** BEGIN **

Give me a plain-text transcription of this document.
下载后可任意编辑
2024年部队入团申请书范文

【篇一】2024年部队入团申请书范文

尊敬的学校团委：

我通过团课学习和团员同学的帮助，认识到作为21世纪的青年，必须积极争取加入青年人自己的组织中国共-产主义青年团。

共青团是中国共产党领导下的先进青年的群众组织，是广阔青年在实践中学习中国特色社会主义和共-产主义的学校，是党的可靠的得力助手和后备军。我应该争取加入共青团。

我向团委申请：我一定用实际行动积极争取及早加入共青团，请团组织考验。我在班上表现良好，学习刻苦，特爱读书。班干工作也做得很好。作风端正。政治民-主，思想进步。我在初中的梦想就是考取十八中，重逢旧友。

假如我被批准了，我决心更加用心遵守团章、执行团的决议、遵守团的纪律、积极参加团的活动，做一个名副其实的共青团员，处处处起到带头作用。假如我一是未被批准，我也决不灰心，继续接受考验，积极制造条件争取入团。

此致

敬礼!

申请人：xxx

** END **

* [Problem description]: Print out all the entries precisely as written.

* [The output]:
Give me a plain-text transcription of this document.
下载后可任意编辑
2024年部队入团申请书范文

【篇一】2024年部队入团申请书范文

尊敬的学校团委：

我通过团课学习和团员同学的帮助，认识到作为21世纪的青年，必须积极争取加入青年人自己的组织中国共-产主义青年团。

共青团是中国共产党领导下的先进青年的群众组织，是广阔青年在实践中学习中国特色社会主义和共-产主义的学校，是党的可靠的得力助手和后备军。我应该争取加入共青团。

我向团委申请：我一定用实际行动积极争取及早加入共青团，请团组织考验。我在班上表现良好，学习刻苦，特爱读书。班干工作也做得很好。作风端正。政治民-主，思想进步。我在初中的梦想就是考取十八中，重逢旧友。

假如我被批准了，我决心更加用心遵守团章、执行团的决议、遵守团的纪律、积极参加团的活动，做一个名副其实的共青团员，处处处起到带头作用。假如我一是未被批准，我也决不灰心，继续接受考验，积极制造条件争取入团。

此致

敬礼!

申请人：xxx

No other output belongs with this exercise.